▸ **GOAL**: Write out the records word for word, with no pictures.

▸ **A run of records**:

"""

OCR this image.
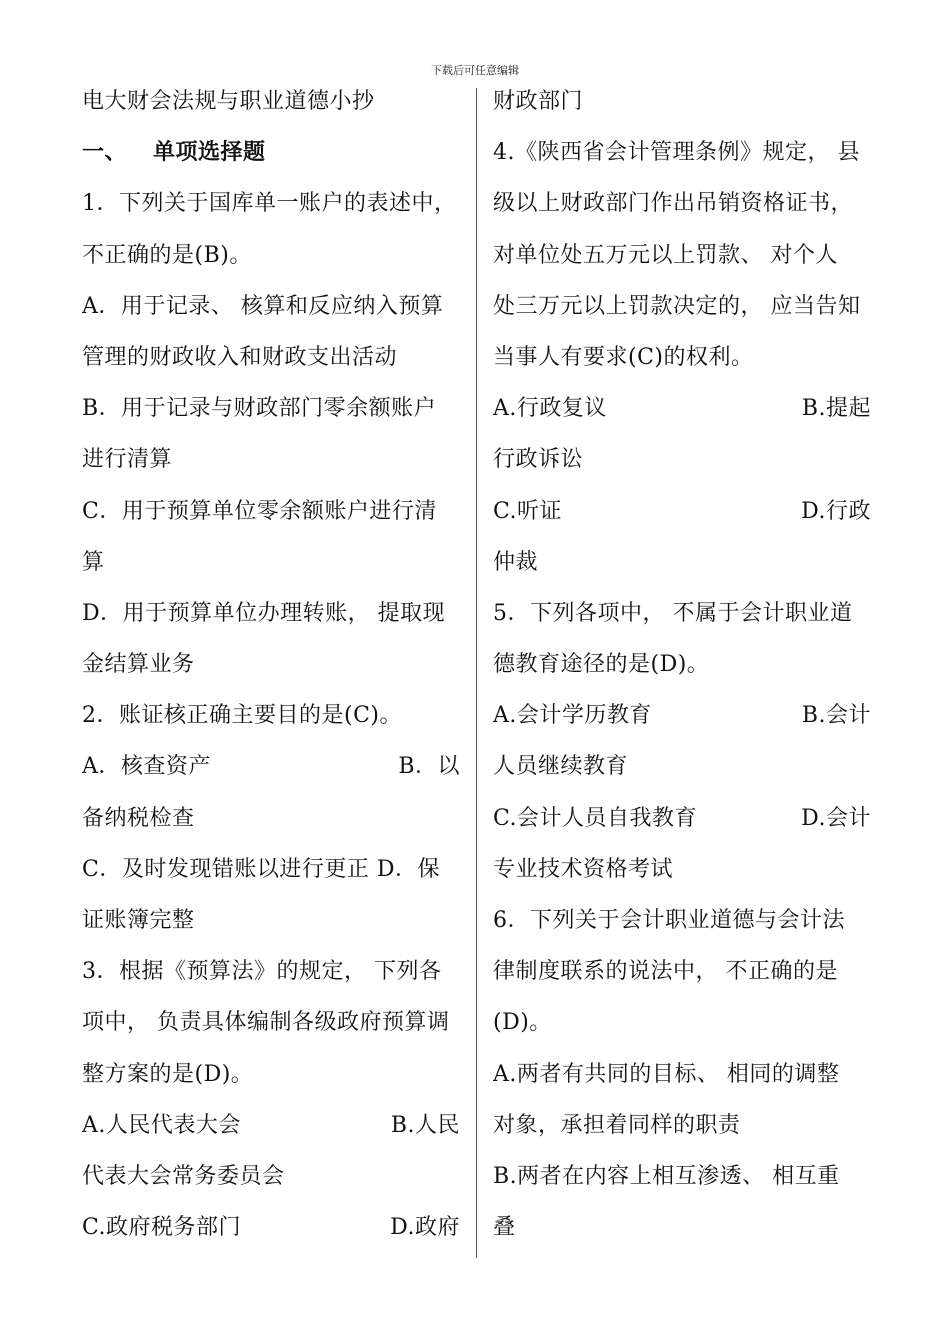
下载后可任意编辑
电大财会法规与职业道德小抄
一、 单项选择题
1．下列关于国库单一账户的表述中，
不正确的是(B)。
A．用于记录、 核算和反应纳入预算
管理的财政收入和财政支出活动
B．用于记录与财政部门零余额账户
进行清算
C．用于预算单位零余额账户进行清
算
D．用于预算单位办理转账， 提取现
金结算业务
2．账证核正确主要目的是(C)。
A．核查资产	B．以
备纳税检查
C．及时发现错账以进行更正 D．保
证账簿完整
3．根据《预算法》的规定， 下列各
项中， 负责具体编制各级政府预算调
整方案的是(D)。
A.人民代表大会	B.人民
代表大会常务委员会
C.政府税务部门	D.政府
财政部门
4.《陕西省会计管理条例》规定， 县
级以上财政部门作出吊销资格证书，
对单位处五万元以上罚款、 对个人
处三万元以上罚款决定的， 应当告知
当事人有要求(C)的权利。
A.行政复议	B.提起
行政诉讼
C.听证	D.行政
仲裁
5．下列各项中， 不属于会计职业道
德教育途径的是(D)。
A.会计学历教育	B.会计
人员继续教育
C.会计人员自我教育	D.会计
专业技术资格考试
6．下列关于会计职业道德与会计法
律制度联系的说法中， 不正确的是
(D)。
A.两者有共同的目标、 相同的调整
对象，承担着同样的职责
B.两者在内容上相互渗透、 相互重
叠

"""

▸ **WRITTEN RESPONSE**:
OCR this image.
下载后可任意编辑
电大财会法规与职业道德小抄
一、 单项选择题
1．下列关于国库单一账户的表述中，
不正确的是(B)。
A．用于记录、 核算和反应纳入预算
管理的财政收入和财政支出活动
B．用于记录与财政部门零余额账户
进行清算
C．用于预算单位零余额账户进行清
算
D．用于预算单位办理转账， 提取现
金结算业务
2．账证核正确主要目的是(C)。
A．核查资产	B．以
备纳税检查
C．及时发现错账以进行更正 D．保
证账簿完整
3．根据《预算法》的规定， 下列各
项中， 负责具体编制各级政府预算调
整方案的是(D)。
A.人民代表大会	B.人民
代表大会常务委员会
C.政府税务部门	D.政府
财政部门
4.《陕西省会计管理条例》规定， 县
级以上财政部门作出吊销资格证书，
对单位处五万元以上罚款、 对个人
处三万元以上罚款决定的， 应当告知
当事人有要求(C)的权利。
A.行政复议	B.提起
行政诉讼
C.听证	D.行政
仲裁
5．下列各项中， 不属于会计职业道
德教育途径的是(D)。
A.会计学历教育	B.会计
人员继续教育
C.会计人员自我教育	D.会计
专业技术资格考试
6．下列关于会计职业道德与会计法
律制度联系的说法中， 不正确的是
(D)。
A.两者有共同的目标、 相同的调整
对象，承担着同样的职责
B.两者在内容上相互渗透、 相互重
叠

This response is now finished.